[Data entries]
>> begin
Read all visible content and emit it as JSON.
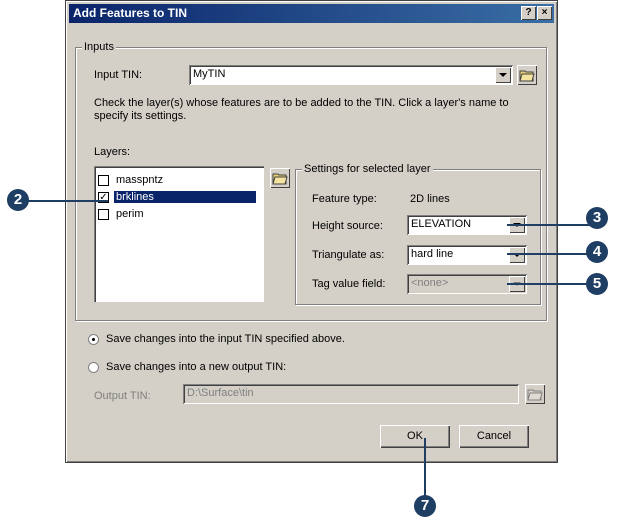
{
  "window": {
    "title": "Add Features to TIN",
    "help_btn": "?",
    "close_btn": "×"
  },
  "inputs": {
    "group_label": "Inputs",
    "input_tin_label": "Input TIN:",
    "input_tin_value": "MyTIN",
    "instructions": "Check the layer(s) whose features are to be added to the TIN.  Click a layer's name to specify its settings.",
    "layers_label": "Layers:",
    "layers": [
      {
        "name": "masspntz",
        "checked": false,
        "selected": false
      },
      {
        "name": "brklines",
        "checked": true,
        "selected": true
      },
      {
        "name": "perim",
        "checked": false,
        "selected": false
      }
    ]
  },
  "settings": {
    "group_label": "Settings for selected layer",
    "feature_type_label": "Feature type:",
    "feature_type_value": "2D lines",
    "height_source_label": "Height source:",
    "height_source_value": "ELEVATION",
    "triangulate_label": "Triangulate as:",
    "triangulate_value": "hard line",
    "tag_value_label": "Tag value field:",
    "tag_value_value": "<none>"
  },
  "output": {
    "save_input_label": "Save changes into the input TIN specified above.",
    "save_new_label": "Save changes into a new output TIN:",
    "output_tin_label": "Output TIN:",
    "output_tin_value": "D:\\Surface\\tin",
    "selected_option": "save_input"
  },
  "buttons": {
    "ok": "OK",
    "cancel": "Cancel"
  },
  "callouts": [
    "2",
    "3",
    "4",
    "5",
    "7"
  ]
}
>> end
- Work to complete -
Copy the data character for character, but drop all pictures from the copy.

- Output -
Read all visible content and emit it as JSON.
{
  "window": {
    "title": "Add Features to TIN",
    "help_btn": "?",
    "close_btn": "×"
  },
  "inputs": {
    "group_label": "Inputs",
    "input_tin_label": "Input TIN:",
    "input_tin_value": "MyTIN",
    "instructions": "Check the layer(s) whose features are to be added to the TIN.  Click a layer's name to specify its settings.",
    "layers_label": "Layers:",
    "layers": [
      {
        "name": "masspntz",
        "checked": false,
        "selected": false
      },
      {
        "name": "brklines",
        "checked": true,
        "selected": true
      },
      {
        "name": "perim",
        "checked": false,
        "selected": false
      }
    ]
  },
  "settings": {
    "group_label": "Settings for selected layer",
    "feature_type_label": "Feature type:",
    "feature_type_value": "2D lines",
    "height_source_label": "Height source:",
    "height_source_value": "ELEVATION",
    "triangulate_label": "Triangulate as:",
    "triangulate_value": "hard line",
    "tag_value_label": "Tag value field:",
    "tag_value_value": "<none>"
  },
  "output": {
    "save_input_label": "Save changes into the input TIN specified above.",
    "save_new_label": "Save changes into a new output TIN:",
    "output_tin_label": "Output TIN:",
    "output_tin_value": "D:\\Surface\\tin",
    "selected_option": "save_input"
  },
  "buttons": {
    "ok": "OK",
    "cancel": "Cancel"
  },
  "callouts": [
    "2",
    "3",
    "4",
    "5",
    "7"
  ]
}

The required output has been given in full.